• THE TASK:
Which lines in the material below contain the word "fill"? Copy each of them.
## BEGIN
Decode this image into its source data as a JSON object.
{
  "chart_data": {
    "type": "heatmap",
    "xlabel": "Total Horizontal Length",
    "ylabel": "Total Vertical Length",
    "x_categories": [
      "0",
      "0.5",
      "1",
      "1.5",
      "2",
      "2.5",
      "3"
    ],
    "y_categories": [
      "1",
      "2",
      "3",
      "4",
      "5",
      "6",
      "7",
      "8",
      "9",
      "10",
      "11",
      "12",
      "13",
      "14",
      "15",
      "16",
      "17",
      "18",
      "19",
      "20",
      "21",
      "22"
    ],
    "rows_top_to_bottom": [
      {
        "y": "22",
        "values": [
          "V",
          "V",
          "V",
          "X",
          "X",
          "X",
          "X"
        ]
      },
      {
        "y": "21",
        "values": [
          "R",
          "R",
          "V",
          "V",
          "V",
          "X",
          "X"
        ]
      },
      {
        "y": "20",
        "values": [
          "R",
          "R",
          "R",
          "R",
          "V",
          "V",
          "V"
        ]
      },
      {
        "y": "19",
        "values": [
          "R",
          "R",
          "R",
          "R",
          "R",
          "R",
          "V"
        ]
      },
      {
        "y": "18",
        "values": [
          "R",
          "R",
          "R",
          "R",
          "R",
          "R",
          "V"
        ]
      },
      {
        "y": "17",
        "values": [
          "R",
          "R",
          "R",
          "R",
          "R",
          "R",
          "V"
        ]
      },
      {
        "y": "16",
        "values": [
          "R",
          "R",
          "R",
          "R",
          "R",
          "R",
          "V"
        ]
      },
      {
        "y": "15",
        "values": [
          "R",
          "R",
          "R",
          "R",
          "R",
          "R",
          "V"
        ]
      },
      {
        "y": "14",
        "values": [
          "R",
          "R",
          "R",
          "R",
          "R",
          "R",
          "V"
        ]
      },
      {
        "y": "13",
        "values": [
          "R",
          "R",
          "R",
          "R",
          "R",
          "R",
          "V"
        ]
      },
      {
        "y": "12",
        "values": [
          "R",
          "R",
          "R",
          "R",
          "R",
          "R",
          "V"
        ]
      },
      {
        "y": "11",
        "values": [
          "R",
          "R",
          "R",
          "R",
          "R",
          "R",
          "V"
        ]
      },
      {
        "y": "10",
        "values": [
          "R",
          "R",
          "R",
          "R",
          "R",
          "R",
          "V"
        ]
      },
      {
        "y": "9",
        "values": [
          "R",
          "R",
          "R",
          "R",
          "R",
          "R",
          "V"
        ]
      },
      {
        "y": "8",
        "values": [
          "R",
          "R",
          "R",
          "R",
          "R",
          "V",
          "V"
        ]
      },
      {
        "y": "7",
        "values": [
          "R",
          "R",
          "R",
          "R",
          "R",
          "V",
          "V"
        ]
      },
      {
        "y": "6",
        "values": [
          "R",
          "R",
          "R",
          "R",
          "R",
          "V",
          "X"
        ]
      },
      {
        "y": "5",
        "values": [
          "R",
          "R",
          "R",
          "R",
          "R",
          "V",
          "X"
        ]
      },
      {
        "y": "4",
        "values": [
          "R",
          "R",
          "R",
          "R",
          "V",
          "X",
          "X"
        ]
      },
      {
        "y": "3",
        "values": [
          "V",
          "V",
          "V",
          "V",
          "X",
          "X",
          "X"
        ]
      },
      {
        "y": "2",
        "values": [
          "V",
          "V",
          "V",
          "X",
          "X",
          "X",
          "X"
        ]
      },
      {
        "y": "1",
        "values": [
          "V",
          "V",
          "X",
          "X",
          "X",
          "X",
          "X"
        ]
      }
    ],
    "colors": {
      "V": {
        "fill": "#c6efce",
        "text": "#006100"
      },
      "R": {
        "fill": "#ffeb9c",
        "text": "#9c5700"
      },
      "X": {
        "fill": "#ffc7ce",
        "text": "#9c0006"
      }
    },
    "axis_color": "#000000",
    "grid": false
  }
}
## END
• RESULT FOR THIS TASK:
        "fill": "#c6efce",
        "fill": "#ffeb9c",
        "fill": "#ffc7ce",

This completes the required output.